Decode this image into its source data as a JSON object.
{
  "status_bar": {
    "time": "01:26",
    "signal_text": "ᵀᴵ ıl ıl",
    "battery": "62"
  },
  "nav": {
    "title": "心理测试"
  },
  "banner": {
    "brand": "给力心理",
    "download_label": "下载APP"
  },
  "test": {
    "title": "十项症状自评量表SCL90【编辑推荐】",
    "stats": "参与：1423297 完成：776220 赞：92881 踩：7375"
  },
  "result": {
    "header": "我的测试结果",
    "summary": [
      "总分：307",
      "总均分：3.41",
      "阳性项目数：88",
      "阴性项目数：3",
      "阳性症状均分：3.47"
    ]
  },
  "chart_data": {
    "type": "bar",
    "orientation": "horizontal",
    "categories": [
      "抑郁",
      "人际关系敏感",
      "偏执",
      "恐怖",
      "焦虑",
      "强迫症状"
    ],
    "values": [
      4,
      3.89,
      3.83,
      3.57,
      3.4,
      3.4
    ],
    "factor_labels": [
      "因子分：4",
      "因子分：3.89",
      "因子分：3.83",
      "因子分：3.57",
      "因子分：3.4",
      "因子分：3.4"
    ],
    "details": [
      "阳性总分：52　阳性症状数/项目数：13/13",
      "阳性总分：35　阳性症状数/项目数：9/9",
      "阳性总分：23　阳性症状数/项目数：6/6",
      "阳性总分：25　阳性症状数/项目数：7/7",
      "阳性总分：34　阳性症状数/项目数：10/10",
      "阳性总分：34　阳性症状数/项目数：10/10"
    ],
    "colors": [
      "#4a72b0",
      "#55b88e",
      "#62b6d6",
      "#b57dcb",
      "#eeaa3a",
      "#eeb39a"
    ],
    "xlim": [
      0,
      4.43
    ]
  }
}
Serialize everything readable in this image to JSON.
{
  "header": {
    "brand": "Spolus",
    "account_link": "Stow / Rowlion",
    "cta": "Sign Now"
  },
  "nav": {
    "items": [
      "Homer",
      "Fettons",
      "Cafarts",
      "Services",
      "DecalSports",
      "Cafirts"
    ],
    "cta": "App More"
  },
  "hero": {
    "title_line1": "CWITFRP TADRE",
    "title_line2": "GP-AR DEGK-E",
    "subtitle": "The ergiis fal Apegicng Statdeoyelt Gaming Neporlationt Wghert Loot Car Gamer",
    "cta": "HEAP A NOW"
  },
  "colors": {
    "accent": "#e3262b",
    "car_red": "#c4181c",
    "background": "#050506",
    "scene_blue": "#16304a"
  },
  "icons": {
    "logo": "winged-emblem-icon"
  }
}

━━━━━━━━━━━━━━━━━━━━━━━━━━━━━━

- Instruction
Take the line with "Serialize everything readable" and all lines after it to the last line, and reproduce them exactly.

- Answer to the task
Serialize everything readable in this image to JSON.
{
  "header": {
    "brand": "Spolus",
    "account_link": "Stow / Rowlion",
    "cta": "Sign Now"
  },
  "nav": {
    "items": [
      "Homer",
      "Fettons",
      "Cafarts",
      "Services",
      "DecalSports",
      "Cafirts"
    ],
    "cta": "App More"
  },
  "hero": {
    "title_line1": "CWITFRP TADRE",
    "title_line2": "GP-AR DEGK-E",
    "subtitle": "The ergiis fal Apegicng Statdeoyelt Gaming Neporlationt Wghert Loot Car Gamer",
    "cta": "HEAP A NOW"
  },
  "colors": {
    "accent": "#e3262b",
    "car_red": "#c4181c",
    "background": "#050506",
    "scene_blue": "#16304a"
  },
  "icons": {
    "logo": "winged-emblem-icon"
  }
}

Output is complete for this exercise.